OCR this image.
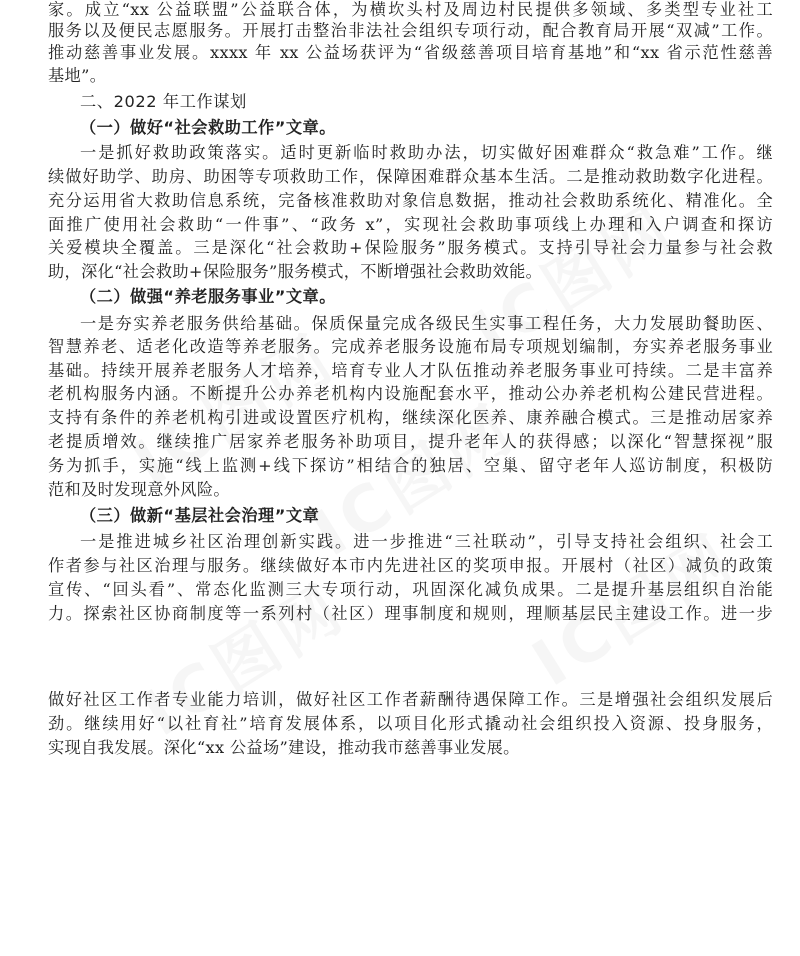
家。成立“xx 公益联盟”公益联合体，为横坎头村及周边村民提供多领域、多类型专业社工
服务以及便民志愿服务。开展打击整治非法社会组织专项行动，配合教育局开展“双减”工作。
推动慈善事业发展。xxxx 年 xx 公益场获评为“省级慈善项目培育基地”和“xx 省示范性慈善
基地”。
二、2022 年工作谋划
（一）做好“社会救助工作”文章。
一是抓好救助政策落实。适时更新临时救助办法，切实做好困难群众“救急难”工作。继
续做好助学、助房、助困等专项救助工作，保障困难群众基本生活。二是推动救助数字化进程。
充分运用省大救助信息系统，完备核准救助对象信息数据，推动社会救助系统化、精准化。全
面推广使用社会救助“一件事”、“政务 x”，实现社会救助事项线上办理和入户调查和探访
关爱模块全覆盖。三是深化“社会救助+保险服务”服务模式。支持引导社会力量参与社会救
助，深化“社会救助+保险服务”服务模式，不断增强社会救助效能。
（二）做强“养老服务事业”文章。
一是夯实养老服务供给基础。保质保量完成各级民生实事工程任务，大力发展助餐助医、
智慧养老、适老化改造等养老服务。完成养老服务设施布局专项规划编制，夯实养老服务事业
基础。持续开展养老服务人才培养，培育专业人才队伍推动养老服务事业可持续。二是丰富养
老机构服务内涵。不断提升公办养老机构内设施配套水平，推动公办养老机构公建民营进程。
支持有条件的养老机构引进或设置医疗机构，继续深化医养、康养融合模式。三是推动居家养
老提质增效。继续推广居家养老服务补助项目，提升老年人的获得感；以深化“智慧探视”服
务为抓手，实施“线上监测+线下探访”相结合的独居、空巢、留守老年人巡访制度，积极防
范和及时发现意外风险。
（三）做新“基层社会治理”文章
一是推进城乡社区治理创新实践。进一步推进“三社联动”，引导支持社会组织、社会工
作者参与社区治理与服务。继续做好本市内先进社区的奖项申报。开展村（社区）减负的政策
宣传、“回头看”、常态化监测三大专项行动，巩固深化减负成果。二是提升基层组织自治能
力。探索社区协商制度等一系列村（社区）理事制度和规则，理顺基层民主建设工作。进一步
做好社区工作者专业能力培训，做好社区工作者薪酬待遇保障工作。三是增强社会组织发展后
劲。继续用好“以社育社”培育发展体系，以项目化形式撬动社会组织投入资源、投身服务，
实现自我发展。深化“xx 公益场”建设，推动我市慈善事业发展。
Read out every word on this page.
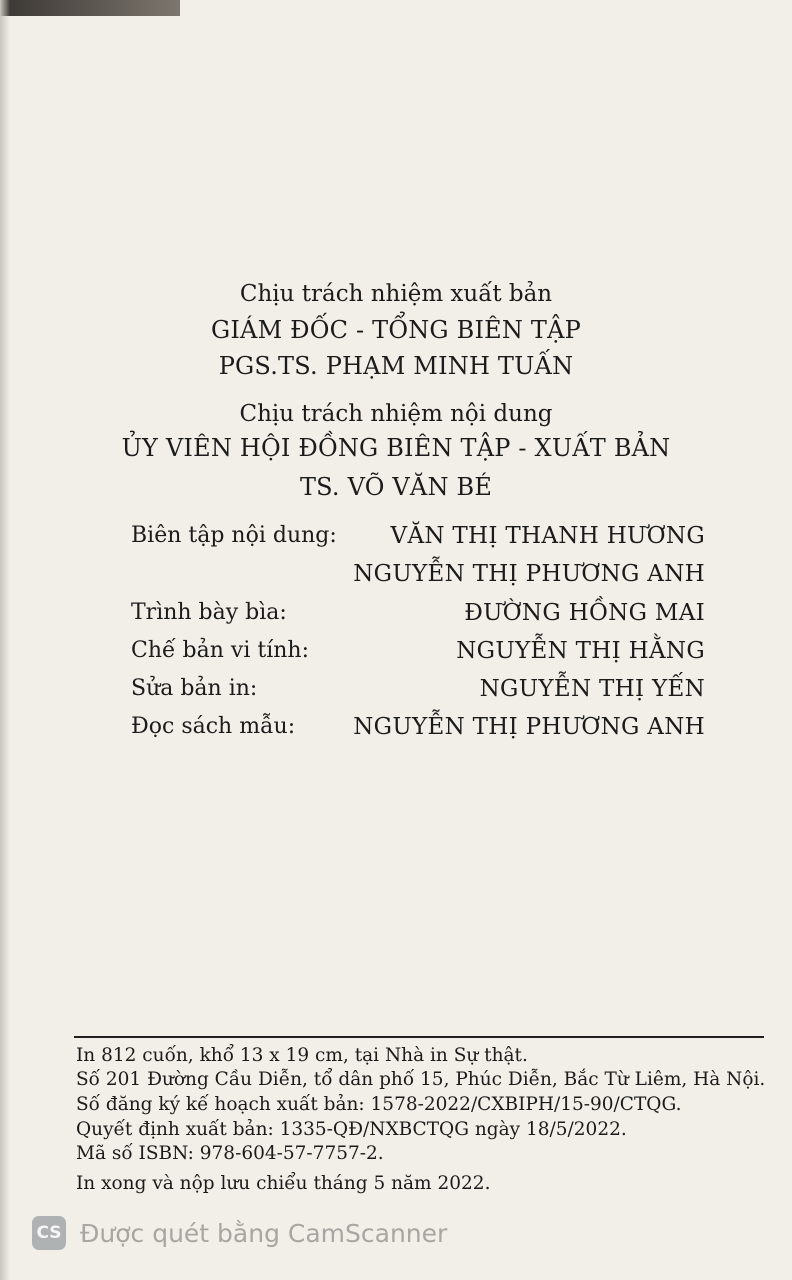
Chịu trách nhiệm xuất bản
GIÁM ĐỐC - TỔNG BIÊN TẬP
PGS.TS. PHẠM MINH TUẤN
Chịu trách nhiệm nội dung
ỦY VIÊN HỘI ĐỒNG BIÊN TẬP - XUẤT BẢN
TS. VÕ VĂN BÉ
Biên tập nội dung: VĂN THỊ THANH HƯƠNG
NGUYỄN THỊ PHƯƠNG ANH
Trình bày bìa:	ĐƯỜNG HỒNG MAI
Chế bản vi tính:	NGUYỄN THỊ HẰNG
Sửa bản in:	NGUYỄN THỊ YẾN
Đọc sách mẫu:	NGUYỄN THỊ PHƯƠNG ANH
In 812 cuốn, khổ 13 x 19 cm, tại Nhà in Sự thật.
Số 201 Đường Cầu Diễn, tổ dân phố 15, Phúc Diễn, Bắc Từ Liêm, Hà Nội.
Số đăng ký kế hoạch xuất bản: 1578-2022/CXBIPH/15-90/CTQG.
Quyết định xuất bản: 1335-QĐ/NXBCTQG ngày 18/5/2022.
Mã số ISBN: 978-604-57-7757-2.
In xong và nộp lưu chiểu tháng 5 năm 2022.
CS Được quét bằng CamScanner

—————

Your answer should be a single number: the count of lines containing the word "dung".

- Written response:
2